AIM OF THE TASK
Please output the entries below from the line that contains "Give me the" through the final line, reproduced exactly and alone.

SUPPLIED MATERIAL
= = = = =
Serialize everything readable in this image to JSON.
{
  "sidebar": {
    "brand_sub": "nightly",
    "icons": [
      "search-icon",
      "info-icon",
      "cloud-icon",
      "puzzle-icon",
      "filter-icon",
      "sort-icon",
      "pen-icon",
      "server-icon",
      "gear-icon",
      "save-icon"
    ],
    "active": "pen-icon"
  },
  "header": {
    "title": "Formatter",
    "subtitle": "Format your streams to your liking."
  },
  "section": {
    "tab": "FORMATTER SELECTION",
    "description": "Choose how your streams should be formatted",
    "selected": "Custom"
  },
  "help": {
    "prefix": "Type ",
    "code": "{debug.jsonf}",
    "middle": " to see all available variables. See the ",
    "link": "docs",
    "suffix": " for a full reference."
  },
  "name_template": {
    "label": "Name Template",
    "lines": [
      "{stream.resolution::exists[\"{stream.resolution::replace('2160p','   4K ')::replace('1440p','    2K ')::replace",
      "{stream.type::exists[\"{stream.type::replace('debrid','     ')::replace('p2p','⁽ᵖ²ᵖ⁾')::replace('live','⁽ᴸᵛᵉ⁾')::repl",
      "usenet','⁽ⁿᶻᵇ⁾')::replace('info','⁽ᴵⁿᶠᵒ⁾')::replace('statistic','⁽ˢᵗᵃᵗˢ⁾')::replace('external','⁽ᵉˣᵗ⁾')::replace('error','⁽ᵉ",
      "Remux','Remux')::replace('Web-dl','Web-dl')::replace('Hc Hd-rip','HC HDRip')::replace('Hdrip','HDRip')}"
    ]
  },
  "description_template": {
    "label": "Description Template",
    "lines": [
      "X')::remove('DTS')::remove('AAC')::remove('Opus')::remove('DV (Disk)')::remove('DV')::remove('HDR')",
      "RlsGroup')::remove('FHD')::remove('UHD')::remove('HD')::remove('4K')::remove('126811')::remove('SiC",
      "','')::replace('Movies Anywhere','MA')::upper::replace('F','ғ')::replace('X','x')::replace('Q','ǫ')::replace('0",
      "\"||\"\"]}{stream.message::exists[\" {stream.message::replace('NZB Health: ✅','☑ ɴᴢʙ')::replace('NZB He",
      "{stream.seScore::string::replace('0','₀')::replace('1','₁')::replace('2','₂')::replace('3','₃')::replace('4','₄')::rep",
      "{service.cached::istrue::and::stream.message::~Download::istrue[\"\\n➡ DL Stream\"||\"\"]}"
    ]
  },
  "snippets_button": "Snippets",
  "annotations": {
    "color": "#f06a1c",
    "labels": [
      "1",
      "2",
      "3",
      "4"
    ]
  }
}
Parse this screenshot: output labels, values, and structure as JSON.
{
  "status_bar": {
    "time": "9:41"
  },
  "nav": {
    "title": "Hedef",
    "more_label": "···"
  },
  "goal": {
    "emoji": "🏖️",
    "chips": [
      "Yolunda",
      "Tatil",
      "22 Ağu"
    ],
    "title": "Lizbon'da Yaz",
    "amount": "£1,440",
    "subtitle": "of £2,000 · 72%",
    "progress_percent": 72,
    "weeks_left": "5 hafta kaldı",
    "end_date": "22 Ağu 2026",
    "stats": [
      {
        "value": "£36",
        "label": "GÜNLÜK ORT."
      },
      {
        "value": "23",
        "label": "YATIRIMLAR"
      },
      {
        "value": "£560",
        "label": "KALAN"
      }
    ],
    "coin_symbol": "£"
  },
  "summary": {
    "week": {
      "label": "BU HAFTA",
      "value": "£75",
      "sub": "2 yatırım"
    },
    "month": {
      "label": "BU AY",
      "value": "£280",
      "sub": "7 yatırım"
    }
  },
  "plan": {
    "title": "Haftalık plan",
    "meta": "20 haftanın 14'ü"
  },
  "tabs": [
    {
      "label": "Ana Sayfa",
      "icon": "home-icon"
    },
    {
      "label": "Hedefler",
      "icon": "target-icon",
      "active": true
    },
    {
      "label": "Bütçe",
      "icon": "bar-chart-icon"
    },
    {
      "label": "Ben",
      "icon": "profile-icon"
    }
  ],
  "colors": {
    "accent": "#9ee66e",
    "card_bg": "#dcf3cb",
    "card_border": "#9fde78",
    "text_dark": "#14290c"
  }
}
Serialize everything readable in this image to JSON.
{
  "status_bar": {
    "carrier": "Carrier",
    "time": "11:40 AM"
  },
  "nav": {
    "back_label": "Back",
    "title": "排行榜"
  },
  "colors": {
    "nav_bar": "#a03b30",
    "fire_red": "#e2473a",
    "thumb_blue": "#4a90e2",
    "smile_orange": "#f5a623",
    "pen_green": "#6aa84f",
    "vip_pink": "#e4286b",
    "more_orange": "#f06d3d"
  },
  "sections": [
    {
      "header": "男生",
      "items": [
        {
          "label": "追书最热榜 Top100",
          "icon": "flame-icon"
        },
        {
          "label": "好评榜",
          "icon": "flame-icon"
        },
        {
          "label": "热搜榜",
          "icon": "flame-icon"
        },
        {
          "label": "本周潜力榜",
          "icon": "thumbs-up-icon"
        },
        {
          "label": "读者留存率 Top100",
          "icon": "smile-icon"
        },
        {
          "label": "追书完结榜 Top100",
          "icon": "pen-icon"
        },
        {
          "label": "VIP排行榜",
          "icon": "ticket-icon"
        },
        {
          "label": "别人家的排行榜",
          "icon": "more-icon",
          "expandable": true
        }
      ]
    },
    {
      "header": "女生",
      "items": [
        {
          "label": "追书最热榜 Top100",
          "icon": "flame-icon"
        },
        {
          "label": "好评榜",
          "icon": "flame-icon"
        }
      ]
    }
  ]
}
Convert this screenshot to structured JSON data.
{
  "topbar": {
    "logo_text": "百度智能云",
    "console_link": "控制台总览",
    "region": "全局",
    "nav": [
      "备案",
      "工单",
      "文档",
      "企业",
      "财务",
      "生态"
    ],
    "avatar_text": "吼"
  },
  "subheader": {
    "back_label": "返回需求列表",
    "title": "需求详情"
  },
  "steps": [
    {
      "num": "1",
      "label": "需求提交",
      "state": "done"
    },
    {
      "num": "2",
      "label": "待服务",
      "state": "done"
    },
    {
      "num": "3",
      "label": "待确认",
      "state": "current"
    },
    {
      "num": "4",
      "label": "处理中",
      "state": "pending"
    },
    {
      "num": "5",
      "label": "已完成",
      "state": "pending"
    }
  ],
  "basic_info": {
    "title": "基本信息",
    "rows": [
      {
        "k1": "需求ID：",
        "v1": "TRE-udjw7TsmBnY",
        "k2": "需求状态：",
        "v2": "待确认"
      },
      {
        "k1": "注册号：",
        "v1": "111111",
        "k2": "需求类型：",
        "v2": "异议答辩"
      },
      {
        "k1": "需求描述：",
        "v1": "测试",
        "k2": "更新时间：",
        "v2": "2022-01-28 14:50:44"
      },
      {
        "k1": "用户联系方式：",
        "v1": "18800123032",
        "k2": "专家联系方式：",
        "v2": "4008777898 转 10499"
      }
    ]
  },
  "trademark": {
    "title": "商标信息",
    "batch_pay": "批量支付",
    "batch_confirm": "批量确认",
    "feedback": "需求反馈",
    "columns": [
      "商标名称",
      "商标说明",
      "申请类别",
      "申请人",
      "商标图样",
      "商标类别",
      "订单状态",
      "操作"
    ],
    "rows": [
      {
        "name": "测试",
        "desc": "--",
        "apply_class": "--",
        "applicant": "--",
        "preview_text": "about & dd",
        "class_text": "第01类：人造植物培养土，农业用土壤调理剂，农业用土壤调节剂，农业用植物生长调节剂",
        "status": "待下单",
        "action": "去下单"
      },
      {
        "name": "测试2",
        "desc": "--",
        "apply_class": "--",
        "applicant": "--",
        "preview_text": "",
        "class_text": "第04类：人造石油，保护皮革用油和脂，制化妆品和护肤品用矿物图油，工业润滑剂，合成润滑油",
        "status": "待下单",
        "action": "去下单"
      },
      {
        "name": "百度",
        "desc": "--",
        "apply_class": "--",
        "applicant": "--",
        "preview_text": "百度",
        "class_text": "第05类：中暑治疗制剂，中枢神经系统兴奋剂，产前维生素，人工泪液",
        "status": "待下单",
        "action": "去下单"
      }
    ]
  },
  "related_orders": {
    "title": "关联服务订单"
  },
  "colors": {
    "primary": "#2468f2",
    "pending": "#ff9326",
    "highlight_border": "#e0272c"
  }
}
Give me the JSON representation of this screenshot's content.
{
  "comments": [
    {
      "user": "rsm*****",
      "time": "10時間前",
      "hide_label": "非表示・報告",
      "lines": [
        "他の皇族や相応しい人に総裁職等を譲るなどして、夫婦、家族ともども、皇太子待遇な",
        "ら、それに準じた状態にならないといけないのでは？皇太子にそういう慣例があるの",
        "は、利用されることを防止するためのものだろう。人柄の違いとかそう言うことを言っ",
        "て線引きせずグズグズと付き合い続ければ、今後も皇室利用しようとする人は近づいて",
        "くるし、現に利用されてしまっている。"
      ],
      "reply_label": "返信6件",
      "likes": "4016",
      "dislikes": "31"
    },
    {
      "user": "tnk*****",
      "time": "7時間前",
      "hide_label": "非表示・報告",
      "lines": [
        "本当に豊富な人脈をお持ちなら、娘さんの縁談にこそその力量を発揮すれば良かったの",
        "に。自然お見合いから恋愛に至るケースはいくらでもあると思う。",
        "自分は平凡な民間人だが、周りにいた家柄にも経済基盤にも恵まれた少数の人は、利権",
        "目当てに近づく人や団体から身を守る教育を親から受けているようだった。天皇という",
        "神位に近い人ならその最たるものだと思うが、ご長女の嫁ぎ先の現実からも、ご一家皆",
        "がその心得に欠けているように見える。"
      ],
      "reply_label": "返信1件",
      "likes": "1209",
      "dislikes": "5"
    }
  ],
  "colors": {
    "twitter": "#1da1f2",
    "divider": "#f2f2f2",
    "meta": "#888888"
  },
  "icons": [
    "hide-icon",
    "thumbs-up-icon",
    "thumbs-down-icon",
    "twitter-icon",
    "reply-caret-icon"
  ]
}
= = = = =
SOLVED EXERCISE
Give me the JSON representation of this screenshot's content.
{
  "comments": [
    {
      "user": "rsm*****",
      "time": "10時間前",
      "hide_label": "非表示・報告",
      "lines": [
        "他の皇族や相応しい人に総裁職等を譲るなどして、夫婦、家族ともども、皇太子待遇な",
        "ら、それに準じた状態にならないといけないのでは？皇太子にそういう慣例があるの",
        "は、利用されることを防止するためのものだろう。人柄の違いとかそう言うことを言っ",
        "て線引きせずグズグズと付き合い続ければ、今後も皇室利用しようとする人は近づいて",
        "くるし、現に利用されてしまっている。"
      ],
      "reply_label": "返信6件",
      "likes": "4016",
      "dislikes": "31"
    },
    {
      "user": "tnk*****",
      "time": "7時間前",
      "hide_label": "非表示・報告",
      "lines": [
        "本当に豊富な人脈をお持ちなら、娘さんの縁談にこそその力量を発揮すれば良かったの",
        "に。自然お見合いから恋愛に至るケースはいくらでもあると思う。",
        "自分は平凡な民間人だが、周りにいた家柄にも経済基盤にも恵まれた少数の人は、利権",
        "目当てに近づく人や団体から身を守る教育を親から受けているようだった。天皇という",
        "神位に近い人ならその最たるものだと思うが、ご長女の嫁ぎ先の現実からも、ご一家皆",
        "がその心得に欠けているように見える。"
      ],
      "reply_label": "返信1件",
      "likes": "1209",
      "dislikes": "5"
    }
  ],
  "colors": {
    "twitter": "#1da1f2",
    "divider": "#f2f2f2",
    "meta": "#888888"
  },
  "icons": [
    "hide-icon",
    "thumbs-up-icon",
    "thumbs-down-icon",
    "twitter-icon",
    "reply-caret-icon"
  ]
}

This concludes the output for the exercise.